▶ **Data for this exercise**:
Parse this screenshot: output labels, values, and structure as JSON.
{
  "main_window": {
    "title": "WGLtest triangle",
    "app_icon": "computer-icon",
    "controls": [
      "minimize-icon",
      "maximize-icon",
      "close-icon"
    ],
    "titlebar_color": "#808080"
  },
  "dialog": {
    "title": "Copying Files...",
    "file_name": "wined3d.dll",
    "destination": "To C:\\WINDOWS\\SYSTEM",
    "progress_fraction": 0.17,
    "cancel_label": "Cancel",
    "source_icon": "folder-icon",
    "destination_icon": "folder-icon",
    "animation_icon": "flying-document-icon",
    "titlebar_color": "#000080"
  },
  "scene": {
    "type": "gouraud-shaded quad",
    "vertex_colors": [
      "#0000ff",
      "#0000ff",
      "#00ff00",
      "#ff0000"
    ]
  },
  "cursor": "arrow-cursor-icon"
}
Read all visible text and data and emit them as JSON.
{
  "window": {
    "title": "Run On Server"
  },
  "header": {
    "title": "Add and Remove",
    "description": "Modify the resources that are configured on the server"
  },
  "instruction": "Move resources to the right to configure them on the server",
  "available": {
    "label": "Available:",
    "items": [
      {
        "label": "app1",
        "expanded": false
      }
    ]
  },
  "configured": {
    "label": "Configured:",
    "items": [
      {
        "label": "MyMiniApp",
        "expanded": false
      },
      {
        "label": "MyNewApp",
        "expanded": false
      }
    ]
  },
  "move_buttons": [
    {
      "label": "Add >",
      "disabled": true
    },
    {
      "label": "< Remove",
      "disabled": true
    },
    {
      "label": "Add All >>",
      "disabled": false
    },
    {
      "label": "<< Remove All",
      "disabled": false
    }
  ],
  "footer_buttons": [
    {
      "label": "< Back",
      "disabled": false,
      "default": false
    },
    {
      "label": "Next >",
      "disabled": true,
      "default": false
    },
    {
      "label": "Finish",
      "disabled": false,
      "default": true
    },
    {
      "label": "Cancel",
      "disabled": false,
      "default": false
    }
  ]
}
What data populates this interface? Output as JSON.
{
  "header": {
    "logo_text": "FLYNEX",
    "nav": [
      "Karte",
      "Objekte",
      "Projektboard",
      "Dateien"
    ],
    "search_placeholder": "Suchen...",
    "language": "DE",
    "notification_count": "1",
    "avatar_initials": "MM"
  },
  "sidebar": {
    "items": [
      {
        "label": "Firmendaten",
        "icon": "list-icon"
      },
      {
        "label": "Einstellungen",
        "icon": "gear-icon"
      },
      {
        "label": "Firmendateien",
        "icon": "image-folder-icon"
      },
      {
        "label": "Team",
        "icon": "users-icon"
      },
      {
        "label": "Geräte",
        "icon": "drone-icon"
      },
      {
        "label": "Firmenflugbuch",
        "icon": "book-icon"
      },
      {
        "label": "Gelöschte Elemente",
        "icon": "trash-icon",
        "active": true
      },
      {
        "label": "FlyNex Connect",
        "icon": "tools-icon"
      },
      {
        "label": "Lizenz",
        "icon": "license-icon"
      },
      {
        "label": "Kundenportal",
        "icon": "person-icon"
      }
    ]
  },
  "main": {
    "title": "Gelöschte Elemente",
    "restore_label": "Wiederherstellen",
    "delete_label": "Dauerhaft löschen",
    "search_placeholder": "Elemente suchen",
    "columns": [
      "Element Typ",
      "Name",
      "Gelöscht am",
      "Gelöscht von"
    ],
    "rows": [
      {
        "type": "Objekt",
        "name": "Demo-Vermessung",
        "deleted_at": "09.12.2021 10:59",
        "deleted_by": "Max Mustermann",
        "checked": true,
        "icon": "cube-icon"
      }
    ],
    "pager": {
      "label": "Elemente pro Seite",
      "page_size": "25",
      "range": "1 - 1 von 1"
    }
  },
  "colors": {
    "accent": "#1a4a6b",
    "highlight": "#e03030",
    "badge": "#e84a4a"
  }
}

▶ **Task to complete**:
Recopy all the lines exactly as they appear.

▶ **Response to this exercise**:
Parse this screenshot: output labels, values, and structure as JSON.
{
  "main_window": {
    "title": "WGLtest triangle",
    "app_icon": "computer-icon",
    "controls": [
      "minimize-icon",
      "maximize-icon",
      "close-icon"
    ],
    "titlebar_color": "#808080"
  },
  "dialog": {
    "title": "Copying Files...",
    "file_name": "wined3d.dll",
    "destination": "To C:\\WINDOWS\\SYSTEM",
    "progress_fraction": 0.17,
    "cancel_label": "Cancel",
    "source_icon": "folder-icon",
    "destination_icon": "folder-icon",
    "animation_icon": "flying-document-icon",
    "titlebar_color": "#000080"
  },
  "scene": {
    "type": "gouraud-shaded quad",
    "vertex_colors": [
      "#0000ff",
      "#0000ff",
      "#00ff00",
      "#ff0000"
    ]
  },
  "cursor": "arrow-cursor-icon"
}
Read all visible text and data and emit them as JSON.
{
  "window": {
    "title": "Run On Server"
  },
  "header": {
    "title": "Add and Remove",
    "description": "Modify the resources that are configured on the server"
  },
  "instruction": "Move resources to the right to configure them on the server",
  "available": {
    "label": "Available:",
    "items": [
      {
        "label": "app1",
        "expanded": false
      }
    ]
  },
  "configured": {
    "label": "Configured:",
    "items": [
      {
        "label": "MyMiniApp",
        "expanded": false
      },
      {
        "label": "MyNewApp",
        "expanded": false
      }
    ]
  },
  "move_buttons": [
    {
      "label": "Add >",
      "disabled": true
    },
    {
      "label": "< Remove",
      "disabled": true
    },
    {
      "label": "Add All >>",
      "disabled": false
    },
    {
      "label": "<< Remove All",
      "disabled": false
    }
  ],
  "footer_buttons": [
    {
      "label": "< Back",
      "disabled": false,
      "default": false
    },
    {
      "label": "Next >",
      "disabled": true,
      "default": false
    },
    {
      "label": "Finish",
      "disabled": false,
      "default": true
    },
    {
      "label": "Cancel",
      "disabled": false,
      "default": false
    }
  ]
}
What data populates this interface? Output as JSON.
{
  "header": {
    "logo_text": "FLYNEX",
    "nav": [
      "Karte",
      "Objekte",
      "Projektboard",
      "Dateien"
    ],
    "search_placeholder": "Suchen...",
    "language": "DE",
    "notification_count": "1",
    "avatar_initials": "MM"
  },
  "sidebar": {
    "items": [
      {
        "label": "Firmendaten",
        "icon": "list-icon"
      },
      {
        "label": "Einstellungen",
        "icon": "gear-icon"
      },
      {
        "label": "Firmendateien",
        "icon": "image-folder-icon"
      },
      {
        "label": "Team",
        "icon": "users-icon"
      },
      {
        "label": "Geräte",
        "icon": "drone-icon"
      },
      {
        "label": "Firmenflugbuch",
        "icon": "book-icon"
      },
      {
        "label": "Gelöschte Elemente",
        "icon": "trash-icon",
        "active": true
      },
      {
        "label": "FlyNex Connect",
        "icon": "tools-icon"
      },
      {
        "label": "Lizenz",
        "icon": "license-icon"
      },
      {
        "label": "Kundenportal",
        "icon": "person-icon"
      }
    ]
  },
  "main": {
    "title": "Gelöschte Elemente",
    "restore_label": "Wiederherstellen",
    "delete_label": "Dauerhaft löschen",
    "search_placeholder": "Elemente suchen",
    "columns": [
      "Element Typ",
      "Name",
      "Gelöscht am",
      "Gelöscht von"
    ],
    "rows": [
      {
        "type": "Objekt",
        "name": "Demo-Vermessung",
        "deleted_at": "09.12.2021 10:59",
        "deleted_by": "Max Mustermann",
        "checked": true,
        "icon": "cube-icon"
      }
    ],
    "pager": {
      "label": "Elemente pro Seite",
      "page_size": "25",
      "range": "1 - 1 von 1"
    }
  },
  "colors": {
    "accent": "#1a4a6b",
    "highlight": "#e03030",
    "badge": "#e84a4a"
  }
}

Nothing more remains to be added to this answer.